(begin)

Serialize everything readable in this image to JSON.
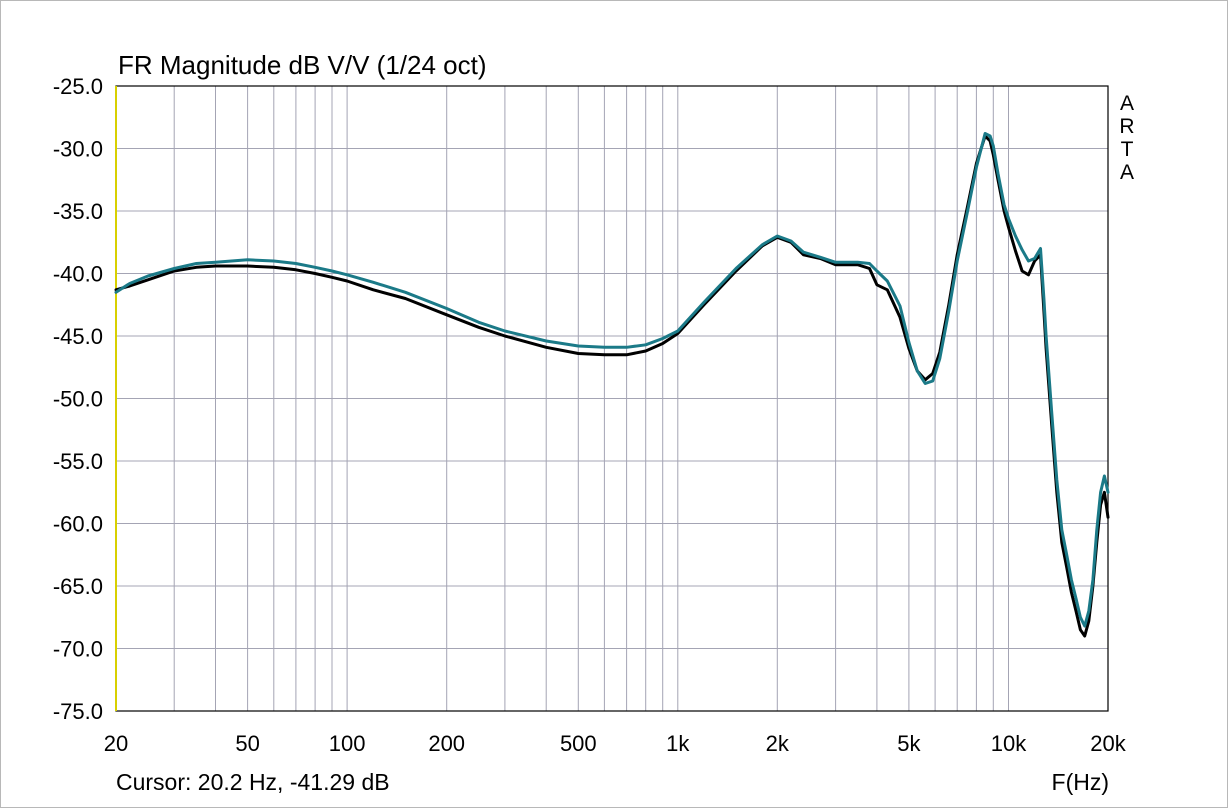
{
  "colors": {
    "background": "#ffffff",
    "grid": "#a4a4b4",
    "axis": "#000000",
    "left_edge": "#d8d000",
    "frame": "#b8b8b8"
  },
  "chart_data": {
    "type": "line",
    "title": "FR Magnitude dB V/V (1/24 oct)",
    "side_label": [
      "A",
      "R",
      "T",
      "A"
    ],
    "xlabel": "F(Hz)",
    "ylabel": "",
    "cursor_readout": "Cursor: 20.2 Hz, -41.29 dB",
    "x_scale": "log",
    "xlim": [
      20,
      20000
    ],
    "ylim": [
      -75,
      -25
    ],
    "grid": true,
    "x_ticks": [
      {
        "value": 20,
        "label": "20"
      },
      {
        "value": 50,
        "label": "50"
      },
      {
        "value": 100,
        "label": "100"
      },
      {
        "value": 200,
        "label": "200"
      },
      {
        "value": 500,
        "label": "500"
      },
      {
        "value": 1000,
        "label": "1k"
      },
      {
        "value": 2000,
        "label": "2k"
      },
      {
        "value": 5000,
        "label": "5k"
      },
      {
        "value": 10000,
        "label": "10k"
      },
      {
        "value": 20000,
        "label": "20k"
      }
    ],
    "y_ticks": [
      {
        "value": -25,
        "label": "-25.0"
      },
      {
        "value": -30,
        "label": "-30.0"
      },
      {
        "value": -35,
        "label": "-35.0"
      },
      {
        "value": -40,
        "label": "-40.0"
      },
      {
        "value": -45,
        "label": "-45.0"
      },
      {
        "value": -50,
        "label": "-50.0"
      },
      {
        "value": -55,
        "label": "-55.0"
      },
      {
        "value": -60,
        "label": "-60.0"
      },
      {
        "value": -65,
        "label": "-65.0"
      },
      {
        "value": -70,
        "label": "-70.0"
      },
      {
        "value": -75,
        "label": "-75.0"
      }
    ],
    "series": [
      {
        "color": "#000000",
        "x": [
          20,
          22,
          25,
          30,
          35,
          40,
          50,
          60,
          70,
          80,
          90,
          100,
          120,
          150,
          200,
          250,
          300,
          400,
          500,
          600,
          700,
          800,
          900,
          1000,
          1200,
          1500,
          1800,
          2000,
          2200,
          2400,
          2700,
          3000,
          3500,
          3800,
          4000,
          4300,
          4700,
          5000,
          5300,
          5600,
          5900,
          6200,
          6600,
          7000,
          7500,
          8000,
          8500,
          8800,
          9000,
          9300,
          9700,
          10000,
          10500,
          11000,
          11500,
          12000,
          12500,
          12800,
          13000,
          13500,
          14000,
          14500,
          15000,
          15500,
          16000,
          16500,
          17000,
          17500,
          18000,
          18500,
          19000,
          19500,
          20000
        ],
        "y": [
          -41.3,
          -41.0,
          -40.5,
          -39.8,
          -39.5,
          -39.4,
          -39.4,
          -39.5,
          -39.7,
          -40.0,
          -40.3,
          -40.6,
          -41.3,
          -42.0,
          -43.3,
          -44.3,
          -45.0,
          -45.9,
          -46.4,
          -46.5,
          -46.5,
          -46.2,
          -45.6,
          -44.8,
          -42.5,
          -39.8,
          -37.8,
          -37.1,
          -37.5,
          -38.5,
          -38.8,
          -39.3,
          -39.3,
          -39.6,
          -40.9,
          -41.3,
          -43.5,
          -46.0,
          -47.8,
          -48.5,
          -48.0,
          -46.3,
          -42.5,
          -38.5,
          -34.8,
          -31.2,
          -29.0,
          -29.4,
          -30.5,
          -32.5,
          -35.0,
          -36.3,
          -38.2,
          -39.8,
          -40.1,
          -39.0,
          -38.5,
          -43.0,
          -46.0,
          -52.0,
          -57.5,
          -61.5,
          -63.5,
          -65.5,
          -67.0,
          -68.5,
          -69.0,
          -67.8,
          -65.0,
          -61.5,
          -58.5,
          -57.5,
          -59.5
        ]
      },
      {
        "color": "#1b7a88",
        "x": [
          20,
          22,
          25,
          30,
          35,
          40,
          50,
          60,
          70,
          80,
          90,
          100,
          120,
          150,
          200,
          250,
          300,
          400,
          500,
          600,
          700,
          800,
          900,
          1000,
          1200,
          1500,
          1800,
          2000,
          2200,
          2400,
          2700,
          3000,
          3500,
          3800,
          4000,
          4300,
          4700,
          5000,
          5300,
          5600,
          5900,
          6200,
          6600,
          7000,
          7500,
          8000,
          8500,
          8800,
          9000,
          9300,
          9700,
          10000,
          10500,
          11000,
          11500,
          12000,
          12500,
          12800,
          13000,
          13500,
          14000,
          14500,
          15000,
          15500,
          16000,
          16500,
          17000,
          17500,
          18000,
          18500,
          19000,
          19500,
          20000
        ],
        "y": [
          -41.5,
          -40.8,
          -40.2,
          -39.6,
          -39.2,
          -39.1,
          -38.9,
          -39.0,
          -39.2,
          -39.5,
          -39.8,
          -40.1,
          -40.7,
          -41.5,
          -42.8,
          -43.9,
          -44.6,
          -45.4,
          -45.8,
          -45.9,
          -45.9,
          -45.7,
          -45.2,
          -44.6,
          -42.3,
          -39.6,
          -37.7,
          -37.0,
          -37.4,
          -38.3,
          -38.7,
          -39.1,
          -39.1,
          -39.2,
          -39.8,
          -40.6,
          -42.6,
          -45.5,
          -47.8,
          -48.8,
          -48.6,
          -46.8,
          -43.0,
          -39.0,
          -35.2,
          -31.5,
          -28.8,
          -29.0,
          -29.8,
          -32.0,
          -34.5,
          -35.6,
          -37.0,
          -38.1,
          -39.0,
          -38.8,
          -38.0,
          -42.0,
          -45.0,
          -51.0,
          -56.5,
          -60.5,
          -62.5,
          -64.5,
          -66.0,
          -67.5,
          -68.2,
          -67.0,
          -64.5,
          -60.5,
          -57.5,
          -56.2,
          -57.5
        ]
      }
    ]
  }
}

(end)

GOAL: Every entry must be reproduced exactly, with the images left out.

THE RESULT:
Serialize everything readable in this image to JSON.
{
  "colors": {
    "background": "#ffffff",
    "grid": "#a4a4b4",
    "axis": "#000000",
    "left_edge": "#d8d000",
    "frame": "#b8b8b8"
  },
  "chart_data": {
    "type": "line",
    "title": "FR Magnitude dB V/V (1/24 oct)",
    "side_label": [
      "A",
      "R",
      "T",
      "A"
    ],
    "xlabel": "F(Hz)",
    "ylabel": "",
    "cursor_readout": "Cursor: 20.2 Hz, -41.29 dB",
    "x_scale": "log",
    "xlim": [
      20,
      20000
    ],
    "ylim": [
      -75,
      -25
    ],
    "grid": true,
    "x_ticks": [
      {
        "value": 20,
        "label": "20"
      },
      {
        "value": 50,
        "label": "50"
      },
      {
        "value": 100,
        "label": "100"
      },
      {
        "value": 200,
        "label": "200"
      },
      {
        "value": 500,
        "label": "500"
      },
      {
        "value": 1000,
        "label": "1k"
      },
      {
        "value": 2000,
        "label": "2k"
      },
      {
        "value": 5000,
        "label": "5k"
      },
      {
        "value": 10000,
        "label": "10k"
      },
      {
        "value": 20000,
        "label": "20k"
      }
    ],
    "y_ticks": [
      {
        "value": -25,
        "label": "-25.0"
      },
      {
        "value": -30,
        "label": "-30.0"
      },
      {
        "value": -35,
        "label": "-35.0"
      },
      {
        "value": -40,
        "label": "-40.0"
      },
      {
        "value": -45,
        "label": "-45.0"
      },
      {
        "value": -50,
        "label": "-50.0"
      },
      {
        "value": -55,
        "label": "-55.0"
      },
      {
        "value": -60,
        "label": "-60.0"
      },
      {
        "value": -65,
        "label": "-65.0"
      },
      {
        "value": -70,
        "label": "-70.0"
      },
      {
        "value": -75,
        "label": "-75.0"
      }
    ],
    "series": [
      {
        "color": "#000000",
        "x": [
          20,
          22,
          25,
          30,
          35,
          40,
          50,
          60,
          70,
          80,
          90,
          100,
          120,
          150,
          200,
          250,
          300,
          400,
          500,
          600,
          700,
          800,
          900,
          1000,
          1200,
          1500,
          1800,
          2000,
          2200,
          2400,
          2700,
          3000,
          3500,
          3800,
          4000,
          4300,
          4700,
          5000,
          5300,
          5600,
          5900,
          6200,
          6600,
          7000,
          7500,
          8000,
          8500,
          8800,
          9000,
          9300,
          9700,
          10000,
          10500,
          11000,
          11500,
          12000,
          12500,
          12800,
          13000,
          13500,
          14000,
          14500,
          15000,
          15500,
          16000,
          16500,
          17000,
          17500,
          18000,
          18500,
          19000,
          19500,
          20000
        ],
        "y": [
          -41.3,
          -41.0,
          -40.5,
          -39.8,
          -39.5,
          -39.4,
          -39.4,
          -39.5,
          -39.7,
          -40.0,
          -40.3,
          -40.6,
          -41.3,
          -42.0,
          -43.3,
          -44.3,
          -45.0,
          -45.9,
          -46.4,
          -46.5,
          -46.5,
          -46.2,
          -45.6,
          -44.8,
          -42.5,
          -39.8,
          -37.8,
          -37.1,
          -37.5,
          -38.5,
          -38.8,
          -39.3,
          -39.3,
          -39.6,
          -40.9,
          -41.3,
          -43.5,
          -46.0,
          -47.8,
          -48.5,
          -48.0,
          -46.3,
          -42.5,
          -38.5,
          -34.8,
          -31.2,
          -29.0,
          -29.4,
          -30.5,
          -32.5,
          -35.0,
          -36.3,
          -38.2,
          -39.8,
          -40.1,
          -39.0,
          -38.5,
          -43.0,
          -46.0,
          -52.0,
          -57.5,
          -61.5,
          -63.5,
          -65.5,
          -67.0,
          -68.5,
          -69.0,
          -67.8,
          -65.0,
          -61.5,
          -58.5,
          -57.5,
          -59.5
        ]
      },
      {
        "color": "#1b7a88",
        "x": [
          20,
          22,
          25,
          30,
          35,
          40,
          50,
          60,
          70,
          80,
          90,
          100,
          120,
          150,
          200,
          250,
          300,
          400,
          500,
          600,
          700,
          800,
          900,
          1000,
          1200,
          1500,
          1800,
          2000,
          2200,
          2400,
          2700,
          3000,
          3500,
          3800,
          4000,
          4300,
          4700,
          5000,
          5300,
          5600,
          5900,
          6200,
          6600,
          7000,
          7500,
          8000,
          8500,
          8800,
          9000,
          9300,
          9700,
          10000,
          10500,
          11000,
          11500,
          12000,
          12500,
          12800,
          13000,
          13500,
          14000,
          14500,
          15000,
          15500,
          16000,
          16500,
          17000,
          17500,
          18000,
          18500,
          19000,
          19500,
          20000
        ],
        "y": [
          -41.5,
          -40.8,
          -40.2,
          -39.6,
          -39.2,
          -39.1,
          -38.9,
          -39.0,
          -39.2,
          -39.5,
          -39.8,
          -40.1,
          -40.7,
          -41.5,
          -42.8,
          -43.9,
          -44.6,
          -45.4,
          -45.8,
          -45.9,
          -45.9,
          -45.7,
          -45.2,
          -44.6,
          -42.3,
          -39.6,
          -37.7,
          -37.0,
          -37.4,
          -38.3,
          -38.7,
          -39.1,
          -39.1,
          -39.2,
          -39.8,
          -40.6,
          -42.6,
          -45.5,
          -47.8,
          -48.8,
          -48.6,
          -46.8,
          -43.0,
          -39.0,
          -35.2,
          -31.5,
          -28.8,
          -29.0,
          -29.8,
          -32.0,
          -34.5,
          -35.6,
          -37.0,
          -38.1,
          -39.0,
          -38.8,
          -38.0,
          -42.0,
          -45.0,
          -51.0,
          -56.5,
          -60.5,
          -62.5,
          -64.5,
          -66.0,
          -67.5,
          -68.2,
          -67.0,
          -64.5,
          -60.5,
          -57.5,
          -56.2,
          -57.5
        ]
      }
    ]
  }
}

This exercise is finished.